**WHAT YOU ARE ASKED TO DO:** Images do not belong in the copy. Retype all the entries below exactly.

[START]

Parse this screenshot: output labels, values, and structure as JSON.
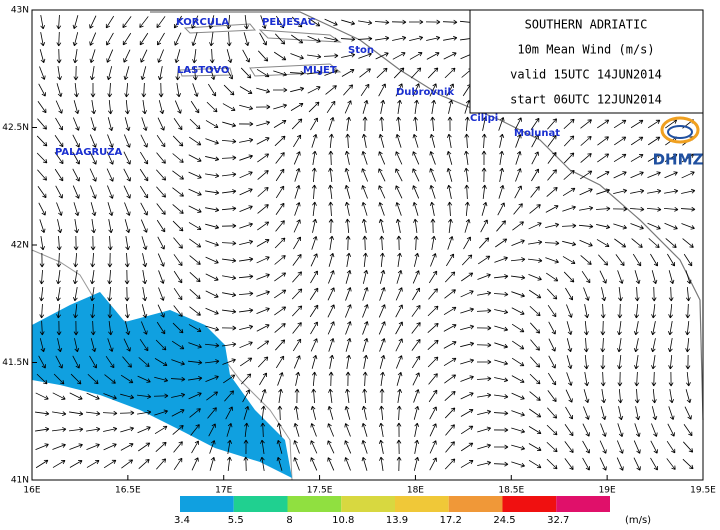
{
  "header": {
    "lines": [
      "SOUTHERN ADRIATIC",
      "10m  Mean Wind (m/s)",
      "valid 15UTC 14JUN2014",
      "start 06UTC 12JUN2014"
    ]
  },
  "logo": "DHMZ",
  "map": {
    "lat_ticks": [
      "43N",
      "42.5N",
      "42N",
      "41.5N",
      "41N"
    ],
    "lon_ticks": [
      "16E",
      "16.5E",
      "17E",
      "17.5E",
      "18E",
      "18.5E",
      "19E",
      "19.5E"
    ],
    "places": [
      "KORCULA",
      "PELJESAC",
      "Ston",
      "LASTOVO",
      "MLJET",
      "Dubrovnik",
      "Cilipi",
      "Molunat",
      "PALAGRUZA"
    ]
  },
  "legend": {
    "levels": [
      3.4,
      5.5,
      8,
      10.8,
      13.9,
      17.2,
      24.5,
      32.7
    ],
    "colors": [
      "#10a0e0",
      "#20d090",
      "#90e040",
      "#d8d840",
      "#f0c838",
      "#f09838",
      "#f01010",
      "#e0106a"
    ],
    "unit": "(m/s)"
  }
}
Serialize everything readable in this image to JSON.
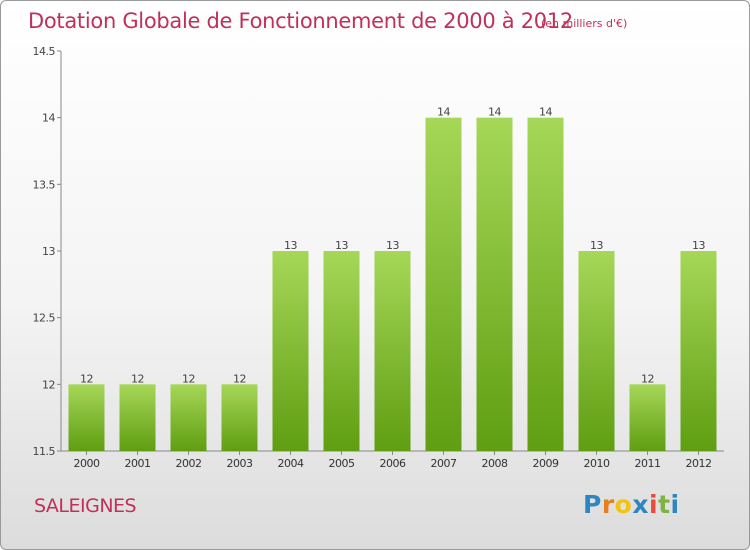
{
  "header": {
    "title": "Dotation Globale de Fonctionnement de 2000 à 2012",
    "subtitle": "(en milliers d'€)"
  },
  "footer": {
    "commune": "SALEIGNES",
    "logo_text": "Proxiti",
    "logo_letters": [
      {
        "ch": "P",
        "color": "#2e86c1"
      },
      {
        "ch": "r",
        "color": "#e67e22"
      },
      {
        "ch": "o",
        "color": "#f1c40f"
      },
      {
        "ch": "x",
        "color": "#2e86c1"
      },
      {
        "ch": "i",
        "color": "#e74c3c"
      },
      {
        "ch": "t",
        "color": "#7cb342"
      },
      {
        "ch": "i",
        "color": "#2e86c1"
      }
    ]
  },
  "chart_data": {
    "type": "bar",
    "title": "Dotation Globale de Fonctionnement de 2000 à 2012",
    "subtitle": "(en milliers d'€)",
    "categories": [
      "2000",
      "2001",
      "2002",
      "2003",
      "2004",
      "2005",
      "2006",
      "2007",
      "2008",
      "2009",
      "2010",
      "2011",
      "2012"
    ],
    "values": [
      12,
      12,
      12,
      12,
      13,
      13,
      13,
      14,
      14,
      14,
      13,
      12,
      13
    ],
    "ylim": [
      11.5,
      14.5
    ],
    "yticks": [
      "11.5",
      "12",
      "12.5",
      "13",
      "13.5",
      "14",
      "14.5"
    ],
    "grid": false,
    "legend": "none",
    "bar_color_top": "#a6d758",
    "bar_color_bottom": "#5f9e12",
    "text_color": "#c0305a"
  }
}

[END]

**RESULT OF THIS EXERCISE:**
Parse this screenshot: output labels, values, and structure as JSON.
{
  "header": {
    "lines": [
      "SOUTHERN ADRIATIC",
      "10m  Mean Wind (m/s)",
      "valid 15UTC 14JUN2014",
      "start 06UTC 12JUN2014"
    ]
  },
  "logo": "DHMZ",
  "map": {
    "lat_ticks": [
      "43N",
      "42.5N",
      "42N",
      "41.5N",
      "41N"
    ],
    "lon_ticks": [
      "16E",
      "16.5E",
      "17E",
      "17.5E",
      "18E",
      "18.5E",
      "19E",
      "19.5E"
    ],
    "places": [
      "KORCULA",
      "PELJESAC",
      "Ston",
      "LASTOVO",
      "MLJET",
      "Dubrovnik",
      "Cilipi",
      "Molunat",
      "PALAGRUZA"
    ]
  },
  "legend": {
    "levels": [
      3.4,
      5.5,
      8,
      10.8,
      13.9,
      17.2,
      24.5,
      32.7
    ],
    "colors": [
      "#10a0e0",
      "#20d090",
      "#90e040",
      "#d8d840",
      "#f0c838",
      "#f09838",
      "#f01010",
      "#e0106a"
    ],
    "unit": "(m/s)"
  }
}
Serialize everything readable in this image to JSON.
{
  "header": {
    "title": "Dotation Globale de Fonctionnement de 2000 à 2012",
    "subtitle": "(en milliers d'€)"
  },
  "footer": {
    "commune": "SALEIGNES",
    "logo_text": "Proxiti",
    "logo_letters": [
      {
        "ch": "P",
        "color": "#2e86c1"
      },
      {
        "ch": "r",
        "color": "#e67e22"
      },
      {
        "ch": "o",
        "color": "#f1c40f"
      },
      {
        "ch": "x",
        "color": "#2e86c1"
      },
      {
        "ch": "i",
        "color": "#e74c3c"
      },
      {
        "ch": "t",
        "color": "#7cb342"
      },
      {
        "ch": "i",
        "color": "#2e86c1"
      }
    ]
  },
  "chart_data": {
    "type": "bar",
    "title": "Dotation Globale de Fonctionnement de 2000 à 2012",
    "subtitle": "(en milliers d'€)",
    "categories": [
      "2000",
      "2001",
      "2002",
      "2003",
      "2004",
      "2005",
      "2006",
      "2007",
      "2008",
      "2009",
      "2010",
      "2011",
      "2012"
    ],
    "values": [
      12,
      12,
      12,
      12,
      13,
      13,
      13,
      14,
      14,
      14,
      13,
      12,
      13
    ],
    "ylim": [
      11.5,
      14.5
    ],
    "yticks": [
      "11.5",
      "12",
      "12.5",
      "13",
      "13.5",
      "14",
      "14.5"
    ],
    "grid": false,
    "legend": "none",
    "bar_color_top": "#a6d758",
    "bar_color_bottom": "#5f9e12",
    "text_color": "#c0305a"
  }
}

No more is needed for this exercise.